▸ DIRECTIONS FOR THIS TASK
For this exercise, repeat all of the material verbatim apart from its images.

--- Start of RECORDED INFORMATION ---

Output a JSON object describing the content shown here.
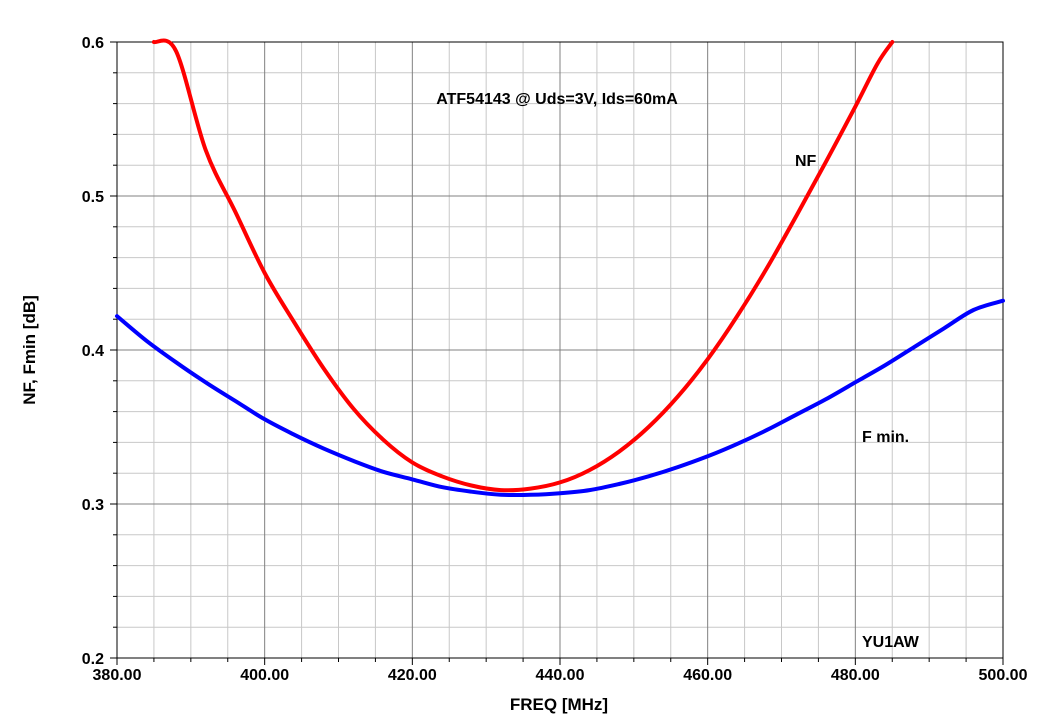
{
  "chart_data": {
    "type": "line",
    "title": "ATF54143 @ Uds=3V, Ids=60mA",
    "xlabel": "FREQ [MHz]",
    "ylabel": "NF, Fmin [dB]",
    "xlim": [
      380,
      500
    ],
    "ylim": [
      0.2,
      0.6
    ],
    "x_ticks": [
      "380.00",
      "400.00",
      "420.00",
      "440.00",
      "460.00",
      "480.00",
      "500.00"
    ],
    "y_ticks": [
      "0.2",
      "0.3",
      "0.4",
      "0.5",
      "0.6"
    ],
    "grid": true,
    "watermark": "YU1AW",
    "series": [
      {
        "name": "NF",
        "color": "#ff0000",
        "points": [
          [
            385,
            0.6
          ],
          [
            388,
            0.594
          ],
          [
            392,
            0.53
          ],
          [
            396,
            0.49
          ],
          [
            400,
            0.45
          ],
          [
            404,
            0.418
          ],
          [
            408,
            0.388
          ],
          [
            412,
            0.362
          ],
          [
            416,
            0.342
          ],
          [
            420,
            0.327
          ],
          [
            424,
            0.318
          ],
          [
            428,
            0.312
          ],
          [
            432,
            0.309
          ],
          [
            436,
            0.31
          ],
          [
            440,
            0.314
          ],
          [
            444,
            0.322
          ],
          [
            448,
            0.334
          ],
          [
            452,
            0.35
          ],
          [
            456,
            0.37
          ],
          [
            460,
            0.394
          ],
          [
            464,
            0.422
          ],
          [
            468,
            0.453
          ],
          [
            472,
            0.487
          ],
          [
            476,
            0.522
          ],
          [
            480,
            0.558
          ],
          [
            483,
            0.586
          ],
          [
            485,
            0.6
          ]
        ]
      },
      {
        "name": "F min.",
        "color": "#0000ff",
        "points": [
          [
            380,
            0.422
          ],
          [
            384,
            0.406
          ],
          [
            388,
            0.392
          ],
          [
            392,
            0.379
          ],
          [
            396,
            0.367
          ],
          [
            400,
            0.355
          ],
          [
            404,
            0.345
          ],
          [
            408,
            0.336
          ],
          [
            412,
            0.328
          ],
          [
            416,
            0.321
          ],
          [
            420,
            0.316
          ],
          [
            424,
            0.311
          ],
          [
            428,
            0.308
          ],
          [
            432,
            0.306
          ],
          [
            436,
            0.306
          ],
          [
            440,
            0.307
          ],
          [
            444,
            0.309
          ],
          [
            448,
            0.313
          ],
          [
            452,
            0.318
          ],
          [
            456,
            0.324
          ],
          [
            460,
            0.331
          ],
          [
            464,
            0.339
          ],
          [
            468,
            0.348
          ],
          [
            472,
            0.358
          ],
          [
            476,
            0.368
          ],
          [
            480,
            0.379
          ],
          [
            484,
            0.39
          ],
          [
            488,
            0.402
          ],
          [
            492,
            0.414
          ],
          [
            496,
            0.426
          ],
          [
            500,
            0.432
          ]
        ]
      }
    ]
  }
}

--- End of RECORDED INFORMATION ---

▸ RESPONSE
Output a JSON object describing the content shown here.
{
  "chart_data": {
    "type": "line",
    "title": "ATF54143 @ Uds=3V, Ids=60mA",
    "xlabel": "FREQ [MHz]",
    "ylabel": "NF, Fmin [dB]",
    "xlim": [
      380,
      500
    ],
    "ylim": [
      0.2,
      0.6
    ],
    "x_ticks": [
      "380.00",
      "400.00",
      "420.00",
      "440.00",
      "460.00",
      "480.00",
      "500.00"
    ],
    "y_ticks": [
      "0.2",
      "0.3",
      "0.4",
      "0.5",
      "0.6"
    ],
    "grid": true,
    "watermark": "YU1AW",
    "series": [
      {
        "name": "NF",
        "color": "#ff0000",
        "points": [
          [
            385,
            0.6
          ],
          [
            388,
            0.594
          ],
          [
            392,
            0.53
          ],
          [
            396,
            0.49
          ],
          [
            400,
            0.45
          ],
          [
            404,
            0.418
          ],
          [
            408,
            0.388
          ],
          [
            412,
            0.362
          ],
          [
            416,
            0.342
          ],
          [
            420,
            0.327
          ],
          [
            424,
            0.318
          ],
          [
            428,
            0.312
          ],
          [
            432,
            0.309
          ],
          [
            436,
            0.31
          ],
          [
            440,
            0.314
          ],
          [
            444,
            0.322
          ],
          [
            448,
            0.334
          ],
          [
            452,
            0.35
          ],
          [
            456,
            0.37
          ],
          [
            460,
            0.394
          ],
          [
            464,
            0.422
          ],
          [
            468,
            0.453
          ],
          [
            472,
            0.487
          ],
          [
            476,
            0.522
          ],
          [
            480,
            0.558
          ],
          [
            483,
            0.586
          ],
          [
            485,
            0.6
          ]
        ]
      },
      {
        "name": "F min.",
        "color": "#0000ff",
        "points": [
          [
            380,
            0.422
          ],
          [
            384,
            0.406
          ],
          [
            388,
            0.392
          ],
          [
            392,
            0.379
          ],
          [
            396,
            0.367
          ],
          [
            400,
            0.355
          ],
          [
            404,
            0.345
          ],
          [
            408,
            0.336
          ],
          [
            412,
            0.328
          ],
          [
            416,
            0.321
          ],
          [
            420,
            0.316
          ],
          [
            424,
            0.311
          ],
          [
            428,
            0.308
          ],
          [
            432,
            0.306
          ],
          [
            436,
            0.306
          ],
          [
            440,
            0.307
          ],
          [
            444,
            0.309
          ],
          [
            448,
            0.313
          ],
          [
            452,
            0.318
          ],
          [
            456,
            0.324
          ],
          [
            460,
            0.331
          ],
          [
            464,
            0.339
          ],
          [
            468,
            0.348
          ],
          [
            472,
            0.358
          ],
          [
            476,
            0.368
          ],
          [
            480,
            0.379
          ],
          [
            484,
            0.39
          ],
          [
            488,
            0.402
          ],
          [
            492,
            0.414
          ],
          [
            496,
            0.426
          ],
          [
            500,
            0.432
          ]
        ]
      }
    ]
  }
}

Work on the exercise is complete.